WRITTEN PROBLEM:
Give only the number of lines in the listing below where the string "color" occurs.

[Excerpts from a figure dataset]
********
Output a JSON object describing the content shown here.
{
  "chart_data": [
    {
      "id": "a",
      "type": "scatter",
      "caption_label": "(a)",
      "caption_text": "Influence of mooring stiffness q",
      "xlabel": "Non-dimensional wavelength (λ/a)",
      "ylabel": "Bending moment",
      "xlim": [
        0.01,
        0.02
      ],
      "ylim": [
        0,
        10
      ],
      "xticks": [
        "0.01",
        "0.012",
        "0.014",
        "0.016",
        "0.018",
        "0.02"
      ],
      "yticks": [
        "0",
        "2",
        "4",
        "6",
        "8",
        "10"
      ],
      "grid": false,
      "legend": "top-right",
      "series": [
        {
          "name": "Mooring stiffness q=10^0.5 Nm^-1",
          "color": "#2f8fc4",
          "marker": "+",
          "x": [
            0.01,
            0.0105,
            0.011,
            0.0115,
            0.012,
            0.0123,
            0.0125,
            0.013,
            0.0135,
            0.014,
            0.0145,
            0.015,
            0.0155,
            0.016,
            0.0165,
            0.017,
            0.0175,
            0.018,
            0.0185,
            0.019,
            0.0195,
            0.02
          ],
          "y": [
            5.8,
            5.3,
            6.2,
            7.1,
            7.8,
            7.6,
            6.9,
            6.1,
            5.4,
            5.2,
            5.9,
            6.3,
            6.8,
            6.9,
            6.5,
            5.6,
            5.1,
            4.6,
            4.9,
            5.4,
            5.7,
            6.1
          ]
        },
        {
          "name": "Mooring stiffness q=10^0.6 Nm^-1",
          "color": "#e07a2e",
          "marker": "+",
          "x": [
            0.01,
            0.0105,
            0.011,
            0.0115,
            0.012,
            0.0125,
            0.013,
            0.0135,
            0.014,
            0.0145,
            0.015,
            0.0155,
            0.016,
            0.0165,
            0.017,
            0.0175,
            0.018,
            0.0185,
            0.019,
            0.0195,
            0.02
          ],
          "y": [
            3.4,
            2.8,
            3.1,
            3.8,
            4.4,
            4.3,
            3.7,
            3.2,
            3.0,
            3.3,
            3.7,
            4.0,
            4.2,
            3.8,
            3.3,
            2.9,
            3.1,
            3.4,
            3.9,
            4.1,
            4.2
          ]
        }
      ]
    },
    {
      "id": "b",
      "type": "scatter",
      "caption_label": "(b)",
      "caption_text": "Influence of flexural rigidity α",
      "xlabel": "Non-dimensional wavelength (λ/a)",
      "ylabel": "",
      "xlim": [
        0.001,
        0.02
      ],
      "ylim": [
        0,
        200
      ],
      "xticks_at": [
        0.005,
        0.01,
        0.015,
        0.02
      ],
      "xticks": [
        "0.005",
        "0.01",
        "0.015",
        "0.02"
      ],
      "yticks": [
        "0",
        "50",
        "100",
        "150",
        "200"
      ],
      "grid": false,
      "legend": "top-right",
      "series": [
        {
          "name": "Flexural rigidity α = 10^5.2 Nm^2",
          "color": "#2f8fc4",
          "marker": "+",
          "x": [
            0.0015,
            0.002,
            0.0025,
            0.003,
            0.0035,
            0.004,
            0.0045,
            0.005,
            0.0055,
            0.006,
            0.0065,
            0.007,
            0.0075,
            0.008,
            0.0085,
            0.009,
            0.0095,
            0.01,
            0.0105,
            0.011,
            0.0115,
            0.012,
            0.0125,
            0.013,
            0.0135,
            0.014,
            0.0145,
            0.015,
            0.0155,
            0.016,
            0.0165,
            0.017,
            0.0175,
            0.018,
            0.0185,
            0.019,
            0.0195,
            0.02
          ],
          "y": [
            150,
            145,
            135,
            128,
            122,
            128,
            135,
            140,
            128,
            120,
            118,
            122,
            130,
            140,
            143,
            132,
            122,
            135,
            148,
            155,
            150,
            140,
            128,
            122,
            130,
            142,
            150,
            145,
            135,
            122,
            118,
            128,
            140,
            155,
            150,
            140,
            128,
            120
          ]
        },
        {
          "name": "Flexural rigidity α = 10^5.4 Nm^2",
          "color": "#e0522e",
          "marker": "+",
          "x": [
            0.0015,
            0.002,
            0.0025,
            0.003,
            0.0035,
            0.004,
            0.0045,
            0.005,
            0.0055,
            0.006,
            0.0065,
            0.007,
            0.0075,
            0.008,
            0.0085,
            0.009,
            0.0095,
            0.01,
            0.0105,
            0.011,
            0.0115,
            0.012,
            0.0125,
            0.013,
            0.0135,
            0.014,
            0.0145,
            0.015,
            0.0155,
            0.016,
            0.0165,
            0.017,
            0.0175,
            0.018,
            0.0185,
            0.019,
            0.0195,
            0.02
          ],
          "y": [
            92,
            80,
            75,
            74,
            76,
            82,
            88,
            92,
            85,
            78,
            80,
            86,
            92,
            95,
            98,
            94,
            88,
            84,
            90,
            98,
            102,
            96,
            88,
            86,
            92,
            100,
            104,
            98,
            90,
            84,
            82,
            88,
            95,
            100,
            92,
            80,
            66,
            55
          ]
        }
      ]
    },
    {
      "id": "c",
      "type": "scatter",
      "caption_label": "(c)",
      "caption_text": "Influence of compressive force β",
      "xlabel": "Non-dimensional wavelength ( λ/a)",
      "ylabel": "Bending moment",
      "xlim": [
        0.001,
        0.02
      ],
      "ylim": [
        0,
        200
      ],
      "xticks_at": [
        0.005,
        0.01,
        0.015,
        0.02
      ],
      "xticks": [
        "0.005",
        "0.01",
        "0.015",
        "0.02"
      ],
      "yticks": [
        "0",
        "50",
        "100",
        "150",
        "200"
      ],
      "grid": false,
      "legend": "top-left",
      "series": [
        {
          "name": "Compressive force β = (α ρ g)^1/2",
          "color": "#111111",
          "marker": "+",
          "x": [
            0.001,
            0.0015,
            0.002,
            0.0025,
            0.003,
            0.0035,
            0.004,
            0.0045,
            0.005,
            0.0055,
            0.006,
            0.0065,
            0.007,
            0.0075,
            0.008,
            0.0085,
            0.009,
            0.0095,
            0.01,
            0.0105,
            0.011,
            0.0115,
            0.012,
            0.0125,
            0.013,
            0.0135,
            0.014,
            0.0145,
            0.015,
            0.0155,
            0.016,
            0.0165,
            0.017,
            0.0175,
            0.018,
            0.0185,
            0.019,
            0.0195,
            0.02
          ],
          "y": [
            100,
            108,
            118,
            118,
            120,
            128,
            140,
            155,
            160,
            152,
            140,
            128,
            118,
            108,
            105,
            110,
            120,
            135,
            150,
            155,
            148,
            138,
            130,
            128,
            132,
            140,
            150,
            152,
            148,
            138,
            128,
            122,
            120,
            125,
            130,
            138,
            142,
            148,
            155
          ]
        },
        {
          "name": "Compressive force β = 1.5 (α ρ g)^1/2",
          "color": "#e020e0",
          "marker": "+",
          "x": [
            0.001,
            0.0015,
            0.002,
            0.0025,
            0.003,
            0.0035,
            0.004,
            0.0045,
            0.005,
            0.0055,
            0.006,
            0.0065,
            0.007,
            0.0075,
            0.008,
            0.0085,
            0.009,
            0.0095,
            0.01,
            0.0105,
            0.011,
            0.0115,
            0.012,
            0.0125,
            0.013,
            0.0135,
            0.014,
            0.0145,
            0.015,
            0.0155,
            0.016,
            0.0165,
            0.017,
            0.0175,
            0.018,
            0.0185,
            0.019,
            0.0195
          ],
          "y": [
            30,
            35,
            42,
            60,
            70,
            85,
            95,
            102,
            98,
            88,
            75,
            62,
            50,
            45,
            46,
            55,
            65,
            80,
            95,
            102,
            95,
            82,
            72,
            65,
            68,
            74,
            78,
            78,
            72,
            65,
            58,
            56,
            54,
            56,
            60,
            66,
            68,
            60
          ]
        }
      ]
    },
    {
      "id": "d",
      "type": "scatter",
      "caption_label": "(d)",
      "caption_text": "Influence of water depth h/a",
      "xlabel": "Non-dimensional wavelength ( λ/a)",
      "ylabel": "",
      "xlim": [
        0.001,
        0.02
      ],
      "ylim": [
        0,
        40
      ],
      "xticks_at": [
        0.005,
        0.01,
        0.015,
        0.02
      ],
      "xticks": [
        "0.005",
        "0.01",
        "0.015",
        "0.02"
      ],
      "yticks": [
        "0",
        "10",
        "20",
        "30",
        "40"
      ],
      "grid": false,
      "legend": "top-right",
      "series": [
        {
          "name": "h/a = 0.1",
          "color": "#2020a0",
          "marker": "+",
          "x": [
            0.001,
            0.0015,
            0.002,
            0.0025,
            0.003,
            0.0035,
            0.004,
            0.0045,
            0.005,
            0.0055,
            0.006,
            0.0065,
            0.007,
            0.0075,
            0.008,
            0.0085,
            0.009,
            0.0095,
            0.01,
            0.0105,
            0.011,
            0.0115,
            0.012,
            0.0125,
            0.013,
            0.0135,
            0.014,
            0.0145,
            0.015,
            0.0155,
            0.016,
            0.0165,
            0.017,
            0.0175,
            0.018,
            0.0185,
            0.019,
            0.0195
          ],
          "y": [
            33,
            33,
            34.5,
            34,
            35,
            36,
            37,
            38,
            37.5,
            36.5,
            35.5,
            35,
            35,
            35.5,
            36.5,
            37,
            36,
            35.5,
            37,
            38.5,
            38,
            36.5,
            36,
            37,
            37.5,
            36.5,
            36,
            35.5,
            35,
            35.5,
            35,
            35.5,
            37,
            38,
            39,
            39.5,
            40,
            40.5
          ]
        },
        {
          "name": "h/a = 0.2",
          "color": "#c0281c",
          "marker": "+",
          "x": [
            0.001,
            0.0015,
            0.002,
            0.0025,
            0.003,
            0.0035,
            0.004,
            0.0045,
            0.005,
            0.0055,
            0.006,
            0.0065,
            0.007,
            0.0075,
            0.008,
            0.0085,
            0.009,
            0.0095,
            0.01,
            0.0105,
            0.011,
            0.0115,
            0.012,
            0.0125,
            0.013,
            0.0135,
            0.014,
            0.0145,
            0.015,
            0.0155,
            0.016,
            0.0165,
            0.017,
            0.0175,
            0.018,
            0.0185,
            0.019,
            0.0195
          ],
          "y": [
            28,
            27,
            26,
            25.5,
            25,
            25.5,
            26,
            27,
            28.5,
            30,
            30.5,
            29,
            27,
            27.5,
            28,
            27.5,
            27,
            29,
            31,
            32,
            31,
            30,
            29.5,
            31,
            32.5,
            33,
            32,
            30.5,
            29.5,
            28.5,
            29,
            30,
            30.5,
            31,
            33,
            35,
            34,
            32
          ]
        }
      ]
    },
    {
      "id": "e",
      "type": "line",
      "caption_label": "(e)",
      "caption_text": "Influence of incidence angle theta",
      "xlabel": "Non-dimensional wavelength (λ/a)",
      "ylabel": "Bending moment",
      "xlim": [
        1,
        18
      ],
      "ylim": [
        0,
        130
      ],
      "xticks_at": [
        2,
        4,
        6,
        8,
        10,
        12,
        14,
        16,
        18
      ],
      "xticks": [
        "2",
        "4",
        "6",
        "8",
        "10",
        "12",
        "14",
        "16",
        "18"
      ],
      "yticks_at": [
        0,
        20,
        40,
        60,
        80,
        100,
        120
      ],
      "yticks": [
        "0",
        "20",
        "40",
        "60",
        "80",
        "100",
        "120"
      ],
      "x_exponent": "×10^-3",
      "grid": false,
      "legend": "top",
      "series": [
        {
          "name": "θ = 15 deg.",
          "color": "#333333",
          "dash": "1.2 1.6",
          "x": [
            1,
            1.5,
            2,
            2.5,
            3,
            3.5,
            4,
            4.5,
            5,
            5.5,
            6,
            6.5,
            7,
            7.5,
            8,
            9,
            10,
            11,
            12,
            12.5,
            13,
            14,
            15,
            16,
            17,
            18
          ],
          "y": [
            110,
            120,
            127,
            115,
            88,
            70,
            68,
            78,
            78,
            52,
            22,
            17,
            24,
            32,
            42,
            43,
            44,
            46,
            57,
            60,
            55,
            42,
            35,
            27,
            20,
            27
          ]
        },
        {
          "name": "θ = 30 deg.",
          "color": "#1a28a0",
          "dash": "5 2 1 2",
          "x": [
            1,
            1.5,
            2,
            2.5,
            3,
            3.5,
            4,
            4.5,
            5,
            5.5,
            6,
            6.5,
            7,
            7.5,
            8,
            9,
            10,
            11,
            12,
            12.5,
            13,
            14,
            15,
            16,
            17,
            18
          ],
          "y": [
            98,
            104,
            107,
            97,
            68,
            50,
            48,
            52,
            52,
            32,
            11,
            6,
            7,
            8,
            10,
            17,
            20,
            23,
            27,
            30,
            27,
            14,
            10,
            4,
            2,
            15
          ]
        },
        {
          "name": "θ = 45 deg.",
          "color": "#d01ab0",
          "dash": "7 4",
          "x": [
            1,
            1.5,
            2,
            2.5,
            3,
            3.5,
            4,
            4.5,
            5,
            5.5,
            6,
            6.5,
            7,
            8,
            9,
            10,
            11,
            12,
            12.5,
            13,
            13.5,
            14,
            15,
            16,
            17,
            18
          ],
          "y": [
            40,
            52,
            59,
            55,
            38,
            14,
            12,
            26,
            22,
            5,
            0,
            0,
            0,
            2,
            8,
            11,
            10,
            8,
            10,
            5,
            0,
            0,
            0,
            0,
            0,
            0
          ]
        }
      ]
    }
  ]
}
********
EXERCISE ANSWER:
11